## WORK TO BE COMPLETED
Keep the pictures out and restate every record exactly.

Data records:
------------------------

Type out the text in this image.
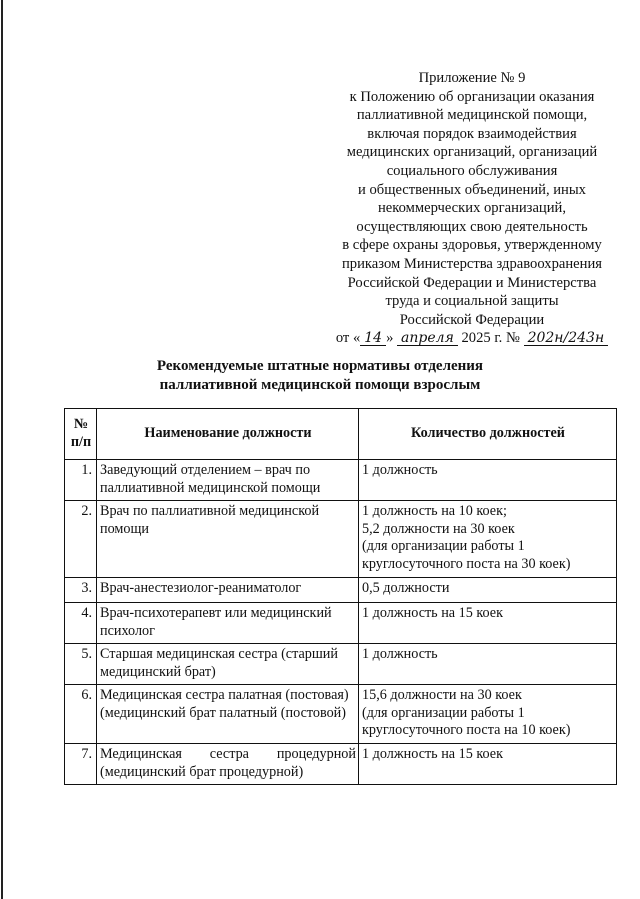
Приложение № 9
к Положению об организации оказания
паллиативной медицинской помощи,
включая порядок взаимодействия
медицинских организаций, организаций
социального обслуживания
и общественных объединений, иных
некоммерческих организаций,
осуществляющих свою деятельность
в сфере охраны здоровья, утвержденному
приказом Министерства здравоохранения
Российской Федерации и Министерства
труда и социальной защиты
Российской Федерации
от « 14 » апреля 2025 г. № 202н/243н
Рекомендуемые штатные нормативы отделения
паллиативной медицинской помощи взрослым
№
п/п	Наименование должности	Количество должностей
1.	Заведующий отделением – врач по паллиативной медицинской помощи	1 должность

2.	Врач по паллиативной медицинской помощи	1 должность на 10 коек;
5,2 должности на 30 коек
(для организации работы 1
круглосуточного поста на 30 коек)

3.	Врач-анестезиолог-реаниматолог	0,5 должности

4.	Врач-психотерапевт или медицинский психолог	1 должность на 15 коек

5.	Старшая медицинская сестра (старший медицинский брат)	1 должность

6.	Медицинская сестра палатная (постовая) (медицинский брат палатный (постовой)	15,6 должности на 30 коек
(для организации работы 1
круглосуточного поста на 10 коек)

7.	Медицинская сестра процедурной
(медицинский брат процедурной)	1 должность на 15 коек
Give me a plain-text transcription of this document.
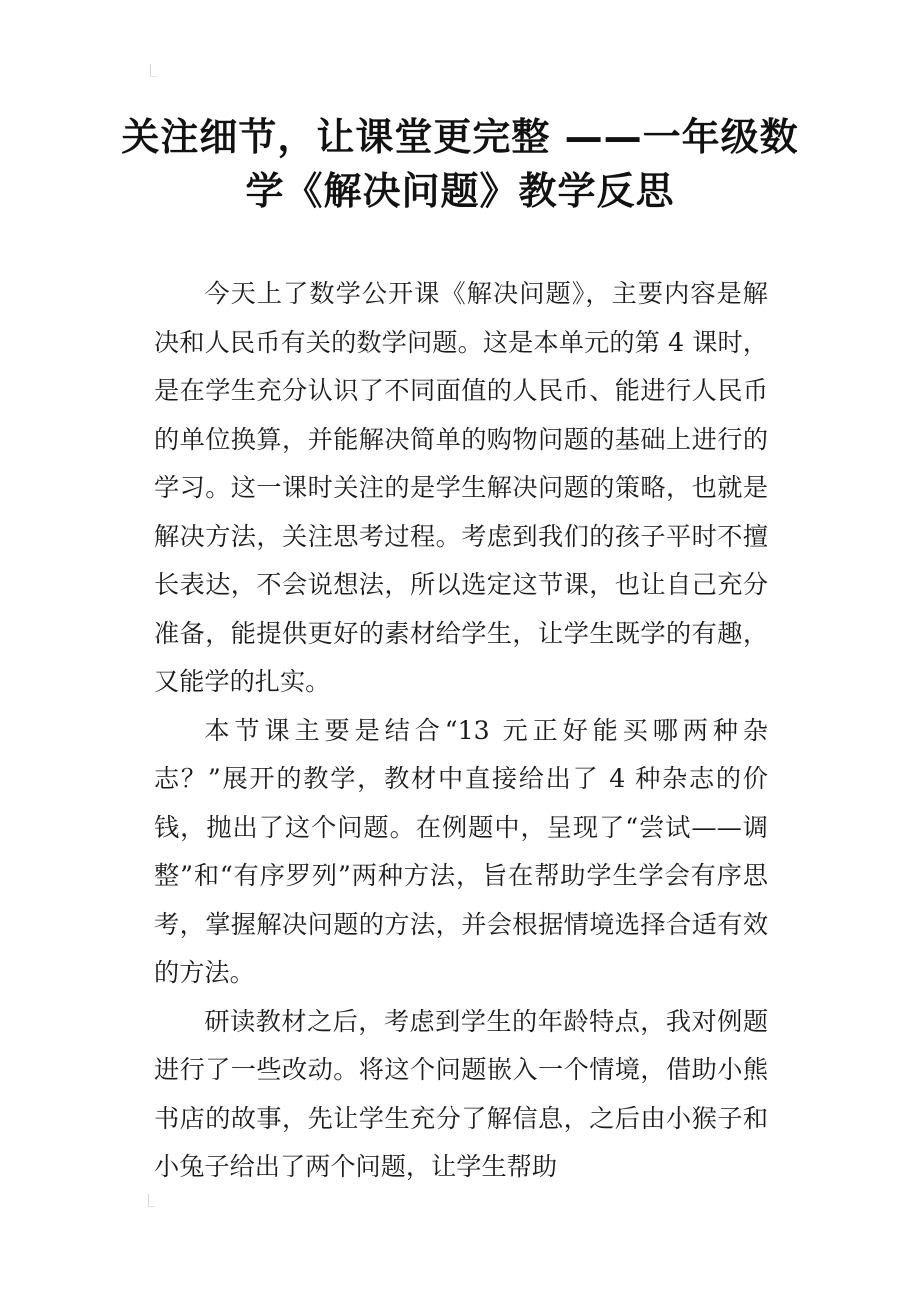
关注细节，让课堂更完整 ——一年级数
学《解决问题》教学反思

今天上了数学公开课《解决问题》，主要内容是解决和人民币有关的数学问题。这是本单元的第 4 课时，是在学生充分认识了不同面值的人民币、能进行人民币的单位换算，并能解决简单的购物问题的基础上进行的学习。这一课时关注的是学生解决问题的策略，也就是解决方法，关注思考过程。考虑到我们的孩子平时不擅长表达，不会说想法，所以选定这节课，也让自己充分准备，能提供更好的素材给学生，让学生既学的有趣，又能学的扎实。

本节课主要是结合“13 元正好能买哪两种杂志？”展开的教学，教材中直接给出了 4 种杂志的价钱，抛出了这个问题。在例题中，呈现了“尝试——调整”和“有序罗列”两种方法，旨在帮助学生学会有序思考，掌握解决问题的方法，并会根据情境选择合适有效的方法。

研读教材之后，考虑到学生的年龄特点，我对例题进行了一些改动。将这个问题嵌入一个情境，借助小熊书店的故事，先让学生充分了解信息，之后由小猴子和小兔子给出了两个问题，让学生帮助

------------------------

## WRITTEN RESPONSE
Type out the text in this image.
Приложение № 9
к Положению об организации оказания
паллиативной медицинской помощи,
включая порядок взаимодействия
медицинских организаций, организаций
социального обслуживания
и общественных объединений, иных
некоммерческих организаций,
осуществляющих свою деятельность
в сфере охраны здоровья, утвержденному
приказом Министерства здравоохранения
Российской Федерации и Министерства
труда и социальной защиты
Российской Федерации
от « 14 » апреля 2025 г. № 202н/243н
Рекомендуемые штатные нормативы отделения
паллиативной медицинской помощи взрослым
№
п/п	Наименование должности	Количество должностей
1.	Заведующий отделением – врач по паллиативной медицинской помощи	1 должность

2.	Врач по паллиативной медицинской помощи	1 должность на 10 коек;
5,2 должности на 30 коек
(для организации работы 1
круглосуточного поста на 30 коек)

3.	Врач-анестезиолог-реаниматолог	0,5 должности

4.	Врач-психотерапевт или медицинский психолог	1 должность на 15 коек

5.	Старшая медицинская сестра (старший медицинский брат)	1 должность

6.	Медицинская сестра палатная (постовая) (медицинский брат палатный (постовой)	15,6 должности на 30 коек
(для организации работы 1
круглосуточного поста на 10 коек)

7.	Медицинская сестра процедурной
(медицинский брат процедурной)	1 должность на 15 коек
Give me a plain-text transcription of this document.
关注细节，让课堂更完整 ——一年级数
学《解决问题》教学反思

今天上了数学公开课《解决问题》，主要内容是解决和人民币有关的数学问题。这是本单元的第 4 课时，是在学生充分认识了不同面值的人民币、能进行人民币的单位换算，并能解决简单的购物问题的基础上进行的学习。这一课时关注的是学生解决问题的策略，也就是解决方法，关注思考过程。考虑到我们的孩子平时不擅长表达，不会说想法，所以选定这节课，也让自己充分准备，能提供更好的素材给学生，让学生既学的有趣，又能学的扎实。

本节课主要是结合“13 元正好能买哪两种杂志？”展开的教学，教材中直接给出了 4 种杂志的价钱，抛出了这个问题。在例题中，呈现了“尝试——调整”和“有序罗列”两种方法，旨在帮助学生学会有序思考，掌握解决问题的方法，并会根据情境选择合适有效的方法。

研读教材之后，考虑到学生的年龄特点，我对例题进行了一些改动。将这个问题嵌入一个情境，借助小熊书店的故事，先让学生充分了解信息，之后由小猴子和小兔子给出了两个问题，让学生帮助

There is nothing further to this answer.